**Task instructions:** Restate the full set of records exactly, word for word.

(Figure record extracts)
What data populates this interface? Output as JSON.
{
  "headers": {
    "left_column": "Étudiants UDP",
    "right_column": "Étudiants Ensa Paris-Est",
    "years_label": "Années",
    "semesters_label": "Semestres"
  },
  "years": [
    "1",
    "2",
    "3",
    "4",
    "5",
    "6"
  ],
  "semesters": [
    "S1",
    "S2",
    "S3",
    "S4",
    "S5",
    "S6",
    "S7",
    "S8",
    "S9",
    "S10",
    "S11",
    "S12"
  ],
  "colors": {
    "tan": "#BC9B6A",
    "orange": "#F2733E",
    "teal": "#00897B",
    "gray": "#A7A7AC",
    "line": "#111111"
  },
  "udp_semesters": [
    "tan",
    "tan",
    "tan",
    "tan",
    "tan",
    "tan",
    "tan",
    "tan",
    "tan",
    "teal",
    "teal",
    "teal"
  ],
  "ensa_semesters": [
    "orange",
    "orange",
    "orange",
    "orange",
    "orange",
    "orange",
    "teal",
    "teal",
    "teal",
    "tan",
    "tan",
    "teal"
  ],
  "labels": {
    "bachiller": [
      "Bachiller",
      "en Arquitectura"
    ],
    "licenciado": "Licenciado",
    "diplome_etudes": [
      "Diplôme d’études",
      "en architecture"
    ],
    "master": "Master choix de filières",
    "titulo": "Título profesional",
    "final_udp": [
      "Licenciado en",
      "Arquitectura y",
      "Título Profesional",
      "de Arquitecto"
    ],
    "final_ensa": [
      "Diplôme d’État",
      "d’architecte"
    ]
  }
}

**Answer to this problem:**
What data populates this interface? Output as JSON.
{
  "headers": {
    "left_column": "Étudiants UDP",
    "right_column": "Étudiants Ensa Paris-Est",
    "years_label": "Années",
    "semesters_label": "Semestres"
  },
  "years": [
    "1",
    "2",
    "3",
    "4",
    "5",
    "6"
  ],
  "semesters": [
    "S1",
    "S2",
    "S3",
    "S4",
    "S5",
    "S6",
    "S7",
    "S8",
    "S9",
    "S10",
    "S11",
    "S12"
  ],
  "colors": {
    "tan": "#BC9B6A",
    "orange": "#F2733E",
    "teal": "#00897B",
    "gray": "#A7A7AC",
    "line": "#111111"
  },
  "udp_semesters": [
    "tan",
    "tan",
    "tan",
    "tan",
    "tan",
    "tan",
    "tan",
    "tan",
    "tan",
    "teal",
    "teal",
    "teal"
  ],
  "ensa_semesters": [
    "orange",
    "orange",
    "orange",
    "orange",
    "orange",
    "orange",
    "teal",
    "teal",
    "teal",
    "tan",
    "tan",
    "teal"
  ],
  "labels": {
    "bachiller": [
      "Bachiller",
      "en Arquitectura"
    ],
    "licenciado": "Licenciado",
    "diplome_etudes": [
      "Diplôme d’études",
      "en architecture"
    ],
    "master": "Master choix de filières",
    "titulo": "Título profesional",
    "final_udp": [
      "Licenciado en",
      "Arquitectura y",
      "Título Profesional",
      "de Arquitecto"
    ],
    "final_ensa": [
      "Diplôme d’État",
      "d’architecte"
    ]
  }
}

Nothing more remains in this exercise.